[Raw records]

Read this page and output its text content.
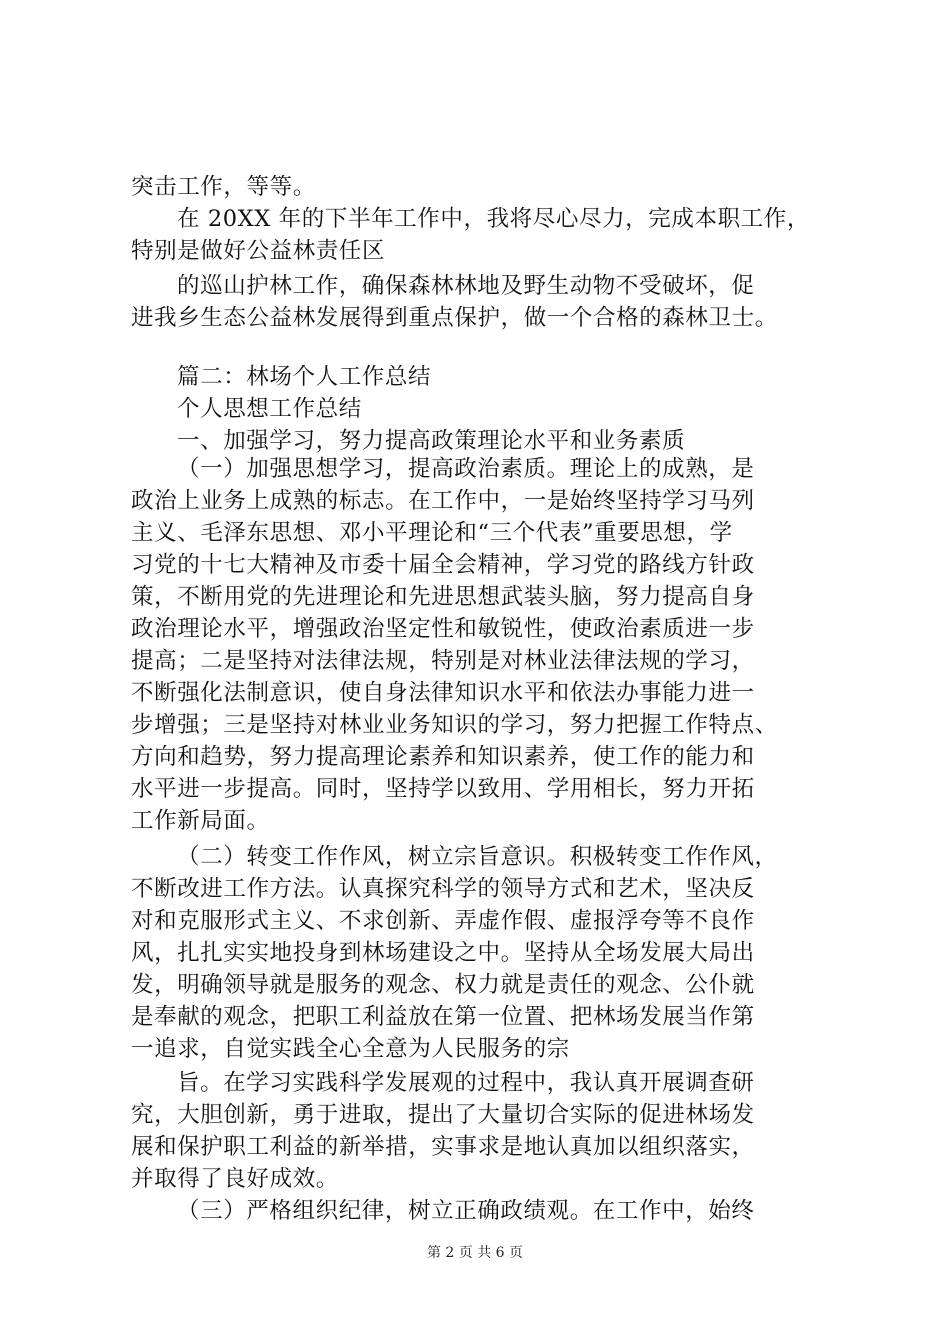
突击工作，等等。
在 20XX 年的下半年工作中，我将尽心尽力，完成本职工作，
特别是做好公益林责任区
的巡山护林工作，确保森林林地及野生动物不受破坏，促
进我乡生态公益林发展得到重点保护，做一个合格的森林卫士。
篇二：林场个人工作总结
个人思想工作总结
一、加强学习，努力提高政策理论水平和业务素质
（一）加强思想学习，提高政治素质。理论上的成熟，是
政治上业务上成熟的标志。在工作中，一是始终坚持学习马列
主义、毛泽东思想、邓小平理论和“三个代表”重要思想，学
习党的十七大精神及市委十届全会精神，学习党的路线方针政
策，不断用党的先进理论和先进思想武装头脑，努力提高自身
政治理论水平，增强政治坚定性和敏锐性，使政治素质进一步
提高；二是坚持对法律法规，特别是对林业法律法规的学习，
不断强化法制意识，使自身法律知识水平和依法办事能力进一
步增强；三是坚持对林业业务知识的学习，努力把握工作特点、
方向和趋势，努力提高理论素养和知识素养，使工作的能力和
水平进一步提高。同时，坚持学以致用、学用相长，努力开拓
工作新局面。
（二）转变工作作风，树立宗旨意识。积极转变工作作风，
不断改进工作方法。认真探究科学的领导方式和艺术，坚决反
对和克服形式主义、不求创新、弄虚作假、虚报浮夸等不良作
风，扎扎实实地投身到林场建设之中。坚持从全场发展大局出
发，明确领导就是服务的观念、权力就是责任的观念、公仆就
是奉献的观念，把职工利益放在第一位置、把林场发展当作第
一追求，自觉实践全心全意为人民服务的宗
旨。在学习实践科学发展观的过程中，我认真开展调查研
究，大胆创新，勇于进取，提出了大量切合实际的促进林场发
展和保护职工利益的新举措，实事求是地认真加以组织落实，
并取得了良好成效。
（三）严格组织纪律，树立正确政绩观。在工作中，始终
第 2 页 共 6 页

Exercise brief: Repeat the data exactly, excluding the pictures.

Expected output:
Read this page and output its text content.
突击工作，等等。
在 20XX 年的下半年工作中，我将尽心尽力，完成本职工作，
特别是做好公益林责任区
的巡山护林工作，确保森林林地及野生动物不受破坏，促
进我乡生态公益林发展得到重点保护，做一个合格的森林卫士。
篇二：林场个人工作总结
个人思想工作总结
一、加强学习，努力提高政策理论水平和业务素质
（一）加强思想学习，提高政治素质。理论上的成熟，是
政治上业务上成熟的标志。在工作中，一是始终坚持学习马列
主义、毛泽东思想、邓小平理论和“三个代表”重要思想，学
习党的十七大精神及市委十届全会精神，学习党的路线方针政
策，不断用党的先进理论和先进思想武装头脑，努力提高自身
政治理论水平，增强政治坚定性和敏锐性，使政治素质进一步
提高；二是坚持对法律法规，特别是对林业法律法规的学习，
不断强化法制意识，使自身法律知识水平和依法办事能力进一
步增强；三是坚持对林业业务知识的学习，努力把握工作特点、
方向和趋势，努力提高理论素养和知识素养，使工作的能力和
水平进一步提高。同时，坚持学以致用、学用相长，努力开拓
工作新局面。
（二）转变工作作风，树立宗旨意识。积极转变工作作风，
不断改进工作方法。认真探究科学的领导方式和艺术，坚决反
对和克服形式主义、不求创新、弄虚作假、虚报浮夸等不良作
风，扎扎实实地投身到林场建设之中。坚持从全场发展大局出
发，明确领导就是服务的观念、权力就是责任的观念、公仆就
是奉献的观念，把职工利益放在第一位置、把林场发展当作第
一追求，自觉实践全心全意为人民服务的宗
旨。在学习实践科学发展观的过程中，我认真开展调查研
究，大胆创新，勇于进取，提出了大量切合实际的促进林场发
展和保护职工利益的新举措，实事求是地认真加以组织落实，
并取得了良好成效。
（三）严格组织纪律，树立正确政绩观。在工作中，始终
第 2 页 共 6 页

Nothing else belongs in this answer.